▶ Description of the task
Every line from the one with "What data populates" through the end of the records below should be restated word for word, and nothing outside that span.
-- Start --
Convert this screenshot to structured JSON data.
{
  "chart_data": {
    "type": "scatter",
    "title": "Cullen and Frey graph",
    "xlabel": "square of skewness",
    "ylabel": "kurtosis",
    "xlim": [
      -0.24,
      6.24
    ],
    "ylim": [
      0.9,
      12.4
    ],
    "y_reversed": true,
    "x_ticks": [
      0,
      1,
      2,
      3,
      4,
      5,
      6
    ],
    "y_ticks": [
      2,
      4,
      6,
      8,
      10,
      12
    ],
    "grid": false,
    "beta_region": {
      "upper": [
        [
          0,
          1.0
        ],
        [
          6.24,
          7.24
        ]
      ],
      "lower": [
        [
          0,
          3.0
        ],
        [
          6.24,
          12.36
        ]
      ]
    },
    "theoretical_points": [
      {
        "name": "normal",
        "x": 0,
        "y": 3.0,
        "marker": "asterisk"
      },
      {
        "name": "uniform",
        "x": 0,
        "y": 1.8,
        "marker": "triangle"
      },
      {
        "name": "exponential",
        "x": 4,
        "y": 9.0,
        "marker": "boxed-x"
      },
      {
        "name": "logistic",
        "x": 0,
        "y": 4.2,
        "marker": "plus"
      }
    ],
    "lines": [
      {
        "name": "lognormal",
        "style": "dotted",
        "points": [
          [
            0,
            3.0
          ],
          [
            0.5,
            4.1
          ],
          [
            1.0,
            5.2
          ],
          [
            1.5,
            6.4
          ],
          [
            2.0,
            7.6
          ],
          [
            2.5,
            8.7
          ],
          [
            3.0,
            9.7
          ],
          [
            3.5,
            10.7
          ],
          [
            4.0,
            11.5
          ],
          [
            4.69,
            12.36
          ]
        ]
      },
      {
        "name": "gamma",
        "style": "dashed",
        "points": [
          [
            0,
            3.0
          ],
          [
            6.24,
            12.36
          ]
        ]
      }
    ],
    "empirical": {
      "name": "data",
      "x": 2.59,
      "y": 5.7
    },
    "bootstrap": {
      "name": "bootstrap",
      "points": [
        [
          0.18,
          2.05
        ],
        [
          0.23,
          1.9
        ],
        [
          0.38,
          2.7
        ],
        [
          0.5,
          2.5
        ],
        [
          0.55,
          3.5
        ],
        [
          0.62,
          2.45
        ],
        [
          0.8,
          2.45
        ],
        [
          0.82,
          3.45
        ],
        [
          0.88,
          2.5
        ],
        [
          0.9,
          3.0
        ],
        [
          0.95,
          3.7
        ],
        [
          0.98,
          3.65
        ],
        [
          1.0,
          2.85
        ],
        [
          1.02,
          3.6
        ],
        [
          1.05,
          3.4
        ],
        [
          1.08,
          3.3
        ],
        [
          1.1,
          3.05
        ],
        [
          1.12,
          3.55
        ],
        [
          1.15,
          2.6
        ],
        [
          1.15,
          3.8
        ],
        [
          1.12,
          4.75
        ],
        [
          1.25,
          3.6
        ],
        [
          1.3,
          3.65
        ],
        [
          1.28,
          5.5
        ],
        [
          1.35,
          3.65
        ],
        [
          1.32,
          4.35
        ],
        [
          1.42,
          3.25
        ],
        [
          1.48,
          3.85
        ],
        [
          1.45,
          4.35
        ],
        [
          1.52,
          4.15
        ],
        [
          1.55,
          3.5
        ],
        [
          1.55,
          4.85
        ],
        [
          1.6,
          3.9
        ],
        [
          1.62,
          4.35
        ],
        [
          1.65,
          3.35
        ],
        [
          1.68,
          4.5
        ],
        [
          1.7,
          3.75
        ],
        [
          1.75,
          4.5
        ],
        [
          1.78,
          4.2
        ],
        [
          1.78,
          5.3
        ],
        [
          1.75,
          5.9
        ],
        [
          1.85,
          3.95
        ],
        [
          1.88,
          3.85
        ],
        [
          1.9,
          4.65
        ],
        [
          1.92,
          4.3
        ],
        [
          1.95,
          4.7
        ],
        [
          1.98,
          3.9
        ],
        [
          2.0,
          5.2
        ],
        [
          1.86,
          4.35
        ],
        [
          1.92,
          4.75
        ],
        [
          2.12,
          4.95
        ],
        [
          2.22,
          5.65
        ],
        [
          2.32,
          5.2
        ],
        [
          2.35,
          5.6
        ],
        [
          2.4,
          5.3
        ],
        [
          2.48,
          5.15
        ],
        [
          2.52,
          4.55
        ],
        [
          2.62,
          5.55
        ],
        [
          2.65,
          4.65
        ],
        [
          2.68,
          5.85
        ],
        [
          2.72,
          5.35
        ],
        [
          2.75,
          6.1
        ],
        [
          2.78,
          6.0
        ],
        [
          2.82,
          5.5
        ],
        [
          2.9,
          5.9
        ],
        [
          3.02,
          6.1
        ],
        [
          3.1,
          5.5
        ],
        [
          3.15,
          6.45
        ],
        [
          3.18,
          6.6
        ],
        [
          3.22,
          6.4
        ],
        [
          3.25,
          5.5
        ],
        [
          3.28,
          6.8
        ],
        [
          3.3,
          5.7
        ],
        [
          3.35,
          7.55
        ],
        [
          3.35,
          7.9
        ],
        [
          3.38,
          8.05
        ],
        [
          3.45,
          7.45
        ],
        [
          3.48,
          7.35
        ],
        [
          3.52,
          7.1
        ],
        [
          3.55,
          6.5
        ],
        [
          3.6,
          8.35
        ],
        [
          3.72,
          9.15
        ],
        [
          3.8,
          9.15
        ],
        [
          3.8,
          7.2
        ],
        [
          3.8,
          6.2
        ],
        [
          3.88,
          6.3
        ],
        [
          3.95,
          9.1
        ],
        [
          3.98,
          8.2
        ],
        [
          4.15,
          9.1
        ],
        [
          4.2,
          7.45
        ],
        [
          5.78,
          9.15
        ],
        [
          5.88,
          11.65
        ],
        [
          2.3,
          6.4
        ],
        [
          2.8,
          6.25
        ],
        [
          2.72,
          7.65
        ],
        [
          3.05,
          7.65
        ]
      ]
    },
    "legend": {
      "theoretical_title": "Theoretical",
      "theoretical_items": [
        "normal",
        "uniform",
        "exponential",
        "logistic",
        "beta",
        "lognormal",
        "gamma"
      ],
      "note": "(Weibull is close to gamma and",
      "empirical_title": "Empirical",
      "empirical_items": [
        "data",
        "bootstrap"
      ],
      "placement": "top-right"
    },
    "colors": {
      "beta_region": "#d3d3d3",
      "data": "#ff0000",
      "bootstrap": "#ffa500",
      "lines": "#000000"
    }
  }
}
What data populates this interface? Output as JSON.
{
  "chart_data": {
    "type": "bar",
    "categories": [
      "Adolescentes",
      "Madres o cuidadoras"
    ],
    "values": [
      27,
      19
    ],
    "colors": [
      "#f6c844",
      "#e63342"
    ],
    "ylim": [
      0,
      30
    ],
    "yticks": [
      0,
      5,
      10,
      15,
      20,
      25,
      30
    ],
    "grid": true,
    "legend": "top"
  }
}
-- End --
▶ Solution to the exercise
What data populates this interface? Output as JSON.
{
  "chart_data": {
    "type": "bar",
    "categories": [
      "Adolescentes",
      "Madres o cuidadoras"
    ],
    "values": [
      27,
      19
    ],
    "colors": [
      "#f6c844",
      "#e63342"
    ],
    "ylim": [
      0,
      30
    ],
    "yticks": [
      0,
      5,
      10,
      15,
      20,
      25,
      30
    ],
    "grid": true,
    "legend": "top"
  }
}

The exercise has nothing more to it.